OBJETIVO => Según el fragmento sobre la querella entre Atenas y Jerusalén, ¿quiénes han reflexionado más aceradamente sobre esa aporía en el siglo XX?

+++ FRAGMENTO CITADO

Él contraataca aludiendo a una inclinación «hebrea» que me hace constatar que los hombres no actúan equivocados, sino
que cometen la maldad que aborrece el Señor, del que han decidido prescindir,
sean creyentes o no, a veces con éxito, a menudo con resultados desastrosos.
Allí donde él observa ignorancia, a mí me escandaliza la idolatría. Ambos
acabamos abrazados, en melancólica y alegre camaradería.
De la querella entre Atenas y Jerusalén, como
cristiano, mi cabeza asiente a las razones de san Justino, con el corazón encendido
por los argumentos y los estilemas de Tertuliano. Del primero, samaritano, me
entusiasma la idea de que Sócrates o Heráclito “pudieron entrever la realidad
gracias a las semillas del Verbo en ellos ingénitas” y hasta pudiera ser que, a
causa de mantener erguida una formación humanista derrotada, tenga
interiorizado que “Sócrates hizo lo mismo que Cristo realizó por su propia
virtud”.
Sin embargo, cada vez me exalta más, apesadumbrado,
la inquietante pregunta del cartaginense: “¿qué hay de común entre el filósofo
y el cristiano, entre el discípulo de Grecia y el discípulo del Cielo?”. ¿No
será acaso que la tentación de “un cristianismo aguado con estoicismo,
platonismo y dialéctica” reaparece una y otra vez bajo los ropajes gnósticos
que confunden “inculturación” con “encarnación” o “sincretismo” con
“redención”?
En el siglo XX han sido los pensadores judíos quienes
han reflexionado más aceradamente sobre esta aporía que ha esculpido, hasta extremos de tensión inhumana, el rostro de Europa y que, abandonada a su suerte, lo está viendo desfigurarse a enorme velocidad. Desde la filosofía política es inevitable
recurrir al ambiguo pacto que Leo Strauss se vio obligado a sellar con la muerte de Sócrates. Es el suyo el inexorable pago derivado de la investigación
de la República platónica.

++++++
+++ ENTRADAS ENUMERADAS

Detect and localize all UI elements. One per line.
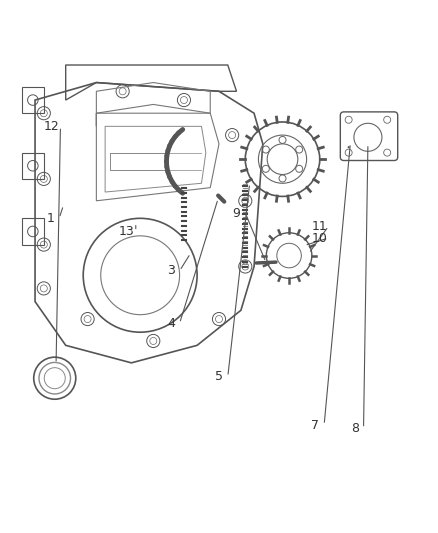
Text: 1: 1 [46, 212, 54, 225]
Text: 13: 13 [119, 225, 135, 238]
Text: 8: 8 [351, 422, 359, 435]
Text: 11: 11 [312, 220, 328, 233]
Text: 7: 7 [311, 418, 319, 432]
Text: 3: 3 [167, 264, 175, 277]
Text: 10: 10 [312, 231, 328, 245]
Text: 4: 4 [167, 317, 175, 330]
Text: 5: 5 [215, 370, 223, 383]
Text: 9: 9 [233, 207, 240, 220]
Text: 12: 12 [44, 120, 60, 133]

++++++
+++ ENTRADAS ENUMERADAS

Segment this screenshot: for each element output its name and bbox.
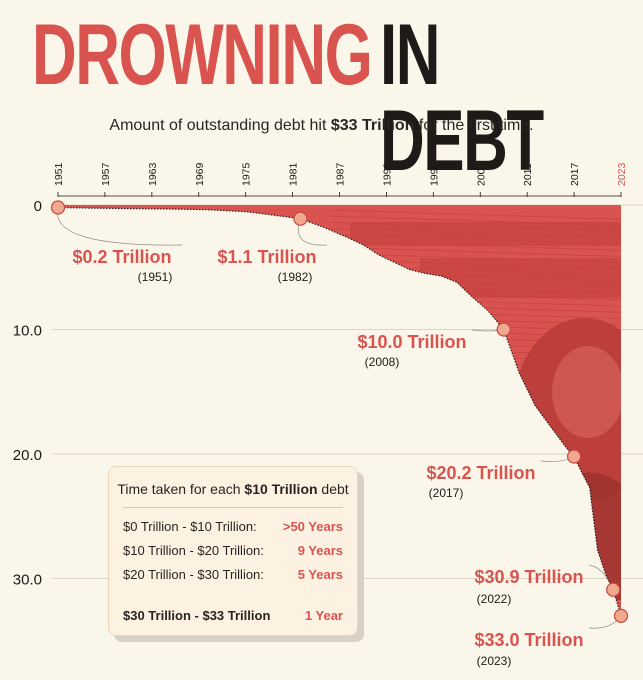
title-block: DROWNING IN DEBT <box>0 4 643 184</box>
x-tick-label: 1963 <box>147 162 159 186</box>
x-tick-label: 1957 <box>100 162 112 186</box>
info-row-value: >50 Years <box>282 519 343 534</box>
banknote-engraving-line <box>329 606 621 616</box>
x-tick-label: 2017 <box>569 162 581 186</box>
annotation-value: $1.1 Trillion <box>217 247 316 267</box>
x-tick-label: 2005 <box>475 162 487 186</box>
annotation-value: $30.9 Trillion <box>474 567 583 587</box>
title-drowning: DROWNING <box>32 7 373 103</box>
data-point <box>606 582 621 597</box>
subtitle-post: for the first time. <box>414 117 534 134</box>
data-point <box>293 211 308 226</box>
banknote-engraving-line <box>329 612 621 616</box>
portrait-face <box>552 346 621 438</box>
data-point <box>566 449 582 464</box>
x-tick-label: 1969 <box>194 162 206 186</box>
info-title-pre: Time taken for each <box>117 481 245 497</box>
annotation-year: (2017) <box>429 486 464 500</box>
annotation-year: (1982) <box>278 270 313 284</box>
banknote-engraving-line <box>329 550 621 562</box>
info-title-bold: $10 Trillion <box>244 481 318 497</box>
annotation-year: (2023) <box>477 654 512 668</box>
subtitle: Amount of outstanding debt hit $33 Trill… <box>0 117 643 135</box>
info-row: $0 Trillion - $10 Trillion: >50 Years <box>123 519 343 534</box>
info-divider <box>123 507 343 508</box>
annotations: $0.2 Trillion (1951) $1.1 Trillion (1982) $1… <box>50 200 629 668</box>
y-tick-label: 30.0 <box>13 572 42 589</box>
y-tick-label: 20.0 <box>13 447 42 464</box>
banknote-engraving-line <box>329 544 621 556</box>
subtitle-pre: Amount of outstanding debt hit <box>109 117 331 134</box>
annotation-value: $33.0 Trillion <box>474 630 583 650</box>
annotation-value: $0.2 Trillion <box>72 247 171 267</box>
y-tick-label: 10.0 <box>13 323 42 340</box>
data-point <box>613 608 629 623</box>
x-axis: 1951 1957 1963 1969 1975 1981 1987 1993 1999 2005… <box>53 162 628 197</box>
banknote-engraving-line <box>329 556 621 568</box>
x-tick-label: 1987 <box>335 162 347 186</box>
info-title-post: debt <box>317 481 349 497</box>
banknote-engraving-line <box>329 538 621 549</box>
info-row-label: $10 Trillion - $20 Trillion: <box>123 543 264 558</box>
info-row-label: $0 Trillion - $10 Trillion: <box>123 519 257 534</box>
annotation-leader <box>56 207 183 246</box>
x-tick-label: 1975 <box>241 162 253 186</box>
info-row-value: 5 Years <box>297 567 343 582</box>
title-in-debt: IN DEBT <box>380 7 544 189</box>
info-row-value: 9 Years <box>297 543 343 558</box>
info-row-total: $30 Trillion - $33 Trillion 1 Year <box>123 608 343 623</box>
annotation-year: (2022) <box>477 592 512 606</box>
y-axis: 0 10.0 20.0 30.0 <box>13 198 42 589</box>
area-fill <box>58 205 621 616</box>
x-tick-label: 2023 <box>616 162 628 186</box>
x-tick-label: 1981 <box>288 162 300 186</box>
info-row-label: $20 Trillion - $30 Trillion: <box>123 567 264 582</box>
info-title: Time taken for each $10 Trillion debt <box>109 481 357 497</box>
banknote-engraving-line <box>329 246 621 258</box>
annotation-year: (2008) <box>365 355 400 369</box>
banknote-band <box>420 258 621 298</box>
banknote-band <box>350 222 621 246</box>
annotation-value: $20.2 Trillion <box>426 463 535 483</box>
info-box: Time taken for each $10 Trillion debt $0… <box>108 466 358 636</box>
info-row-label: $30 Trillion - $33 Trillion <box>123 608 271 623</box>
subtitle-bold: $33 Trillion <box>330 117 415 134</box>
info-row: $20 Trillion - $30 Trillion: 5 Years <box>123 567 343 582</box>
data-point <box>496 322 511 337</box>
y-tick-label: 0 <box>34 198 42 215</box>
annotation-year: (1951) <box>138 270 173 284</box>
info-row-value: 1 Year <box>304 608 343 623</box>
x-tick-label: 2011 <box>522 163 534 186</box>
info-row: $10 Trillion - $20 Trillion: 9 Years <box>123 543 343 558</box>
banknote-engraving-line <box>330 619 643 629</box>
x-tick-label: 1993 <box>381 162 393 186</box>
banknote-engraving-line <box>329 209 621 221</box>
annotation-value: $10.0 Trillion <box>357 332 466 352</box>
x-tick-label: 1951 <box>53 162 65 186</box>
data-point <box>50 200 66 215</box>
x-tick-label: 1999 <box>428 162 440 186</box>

++++++
+++ ENTRADAS ENUMERADAS

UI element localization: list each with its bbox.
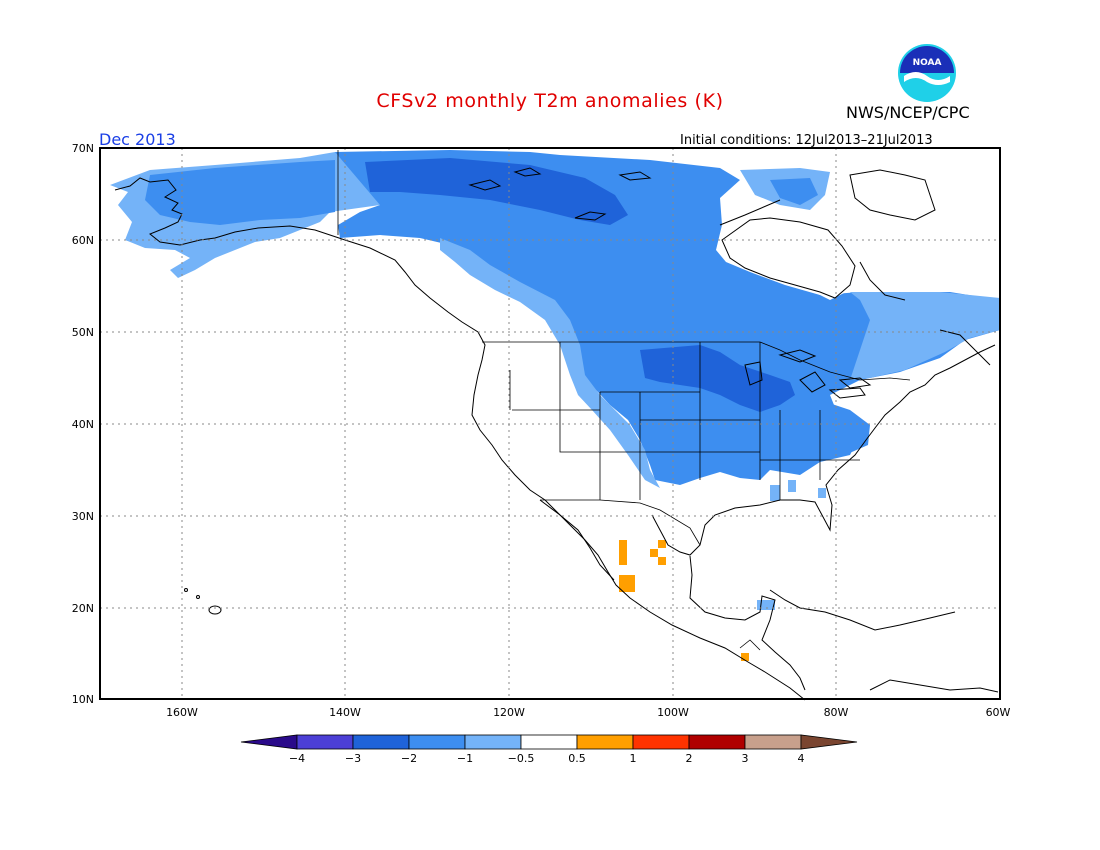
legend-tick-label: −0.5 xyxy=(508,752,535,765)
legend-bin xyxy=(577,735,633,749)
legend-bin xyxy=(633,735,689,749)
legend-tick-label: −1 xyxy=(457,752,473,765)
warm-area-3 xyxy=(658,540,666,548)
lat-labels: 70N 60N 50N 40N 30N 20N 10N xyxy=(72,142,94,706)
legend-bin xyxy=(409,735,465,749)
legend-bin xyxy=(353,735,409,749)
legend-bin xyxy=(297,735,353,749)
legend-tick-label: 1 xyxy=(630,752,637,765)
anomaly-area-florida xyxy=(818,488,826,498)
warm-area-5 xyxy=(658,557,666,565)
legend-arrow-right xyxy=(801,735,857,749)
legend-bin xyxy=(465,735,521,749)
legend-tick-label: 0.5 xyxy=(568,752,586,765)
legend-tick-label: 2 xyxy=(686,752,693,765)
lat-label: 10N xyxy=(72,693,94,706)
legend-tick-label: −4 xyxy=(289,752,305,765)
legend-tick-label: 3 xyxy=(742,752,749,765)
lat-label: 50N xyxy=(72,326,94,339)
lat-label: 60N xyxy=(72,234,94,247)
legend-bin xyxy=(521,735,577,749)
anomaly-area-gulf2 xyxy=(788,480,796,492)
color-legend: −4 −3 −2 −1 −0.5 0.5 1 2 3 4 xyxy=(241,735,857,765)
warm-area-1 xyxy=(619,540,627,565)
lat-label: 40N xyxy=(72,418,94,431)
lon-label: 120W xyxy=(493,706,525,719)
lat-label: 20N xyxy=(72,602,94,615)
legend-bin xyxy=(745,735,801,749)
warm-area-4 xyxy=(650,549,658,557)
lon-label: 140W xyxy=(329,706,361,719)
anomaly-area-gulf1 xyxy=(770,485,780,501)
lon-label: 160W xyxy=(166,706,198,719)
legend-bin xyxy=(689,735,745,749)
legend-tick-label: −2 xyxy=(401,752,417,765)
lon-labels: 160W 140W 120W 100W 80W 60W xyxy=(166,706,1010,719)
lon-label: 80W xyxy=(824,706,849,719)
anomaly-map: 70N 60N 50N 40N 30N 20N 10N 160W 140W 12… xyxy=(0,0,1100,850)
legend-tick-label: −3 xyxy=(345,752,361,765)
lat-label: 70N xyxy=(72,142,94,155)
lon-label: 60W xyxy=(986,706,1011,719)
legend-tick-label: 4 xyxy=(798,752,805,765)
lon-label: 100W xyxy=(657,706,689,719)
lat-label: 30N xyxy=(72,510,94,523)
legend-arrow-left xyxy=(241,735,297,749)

++++++

EJERCICIO RESUELTO => Los pensadores judíos.